How many lines in the records below contain the string "voltage"? Match case exactly, and reply with the number alone.
BEGIN
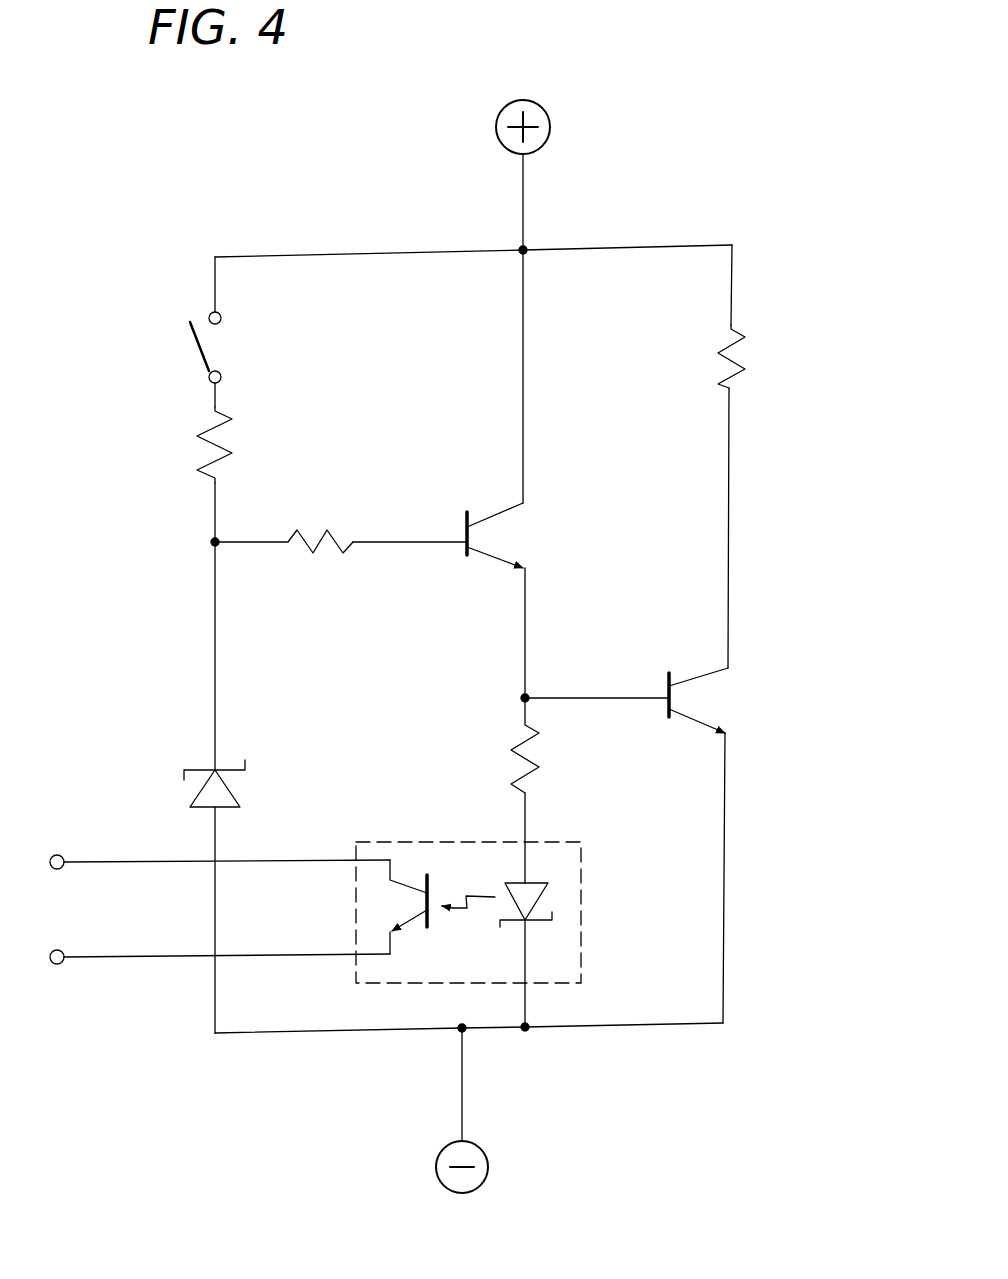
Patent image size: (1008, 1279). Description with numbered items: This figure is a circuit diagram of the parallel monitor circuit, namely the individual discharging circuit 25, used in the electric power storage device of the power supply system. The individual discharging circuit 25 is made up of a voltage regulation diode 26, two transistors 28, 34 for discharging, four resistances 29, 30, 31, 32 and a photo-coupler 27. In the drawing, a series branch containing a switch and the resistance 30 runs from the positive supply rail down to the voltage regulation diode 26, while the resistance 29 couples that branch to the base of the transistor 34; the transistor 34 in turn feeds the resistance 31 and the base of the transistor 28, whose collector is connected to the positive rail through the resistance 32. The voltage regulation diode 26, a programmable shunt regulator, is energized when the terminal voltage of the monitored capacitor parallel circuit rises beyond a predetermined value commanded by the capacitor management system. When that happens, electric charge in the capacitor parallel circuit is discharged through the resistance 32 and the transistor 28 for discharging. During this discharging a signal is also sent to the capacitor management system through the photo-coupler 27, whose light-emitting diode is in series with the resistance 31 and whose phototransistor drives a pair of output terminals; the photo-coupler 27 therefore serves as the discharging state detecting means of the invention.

The individual discharging circuit 25 is at (188, 262).
The voltage regulation diode 26 is at (197, 790).
The photo-coupler 27 is at (570, 983).
The transistor for discharging 28 is at (688, 712).
The resistance 29 is at (337, 536).
The resistance 30 is at (228, 443).
The resistance 31 is at (535, 752).
The resistance 32 is at (740, 355).
The transistor for discharging 34 is at (492, 549).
END
#### Solution:
2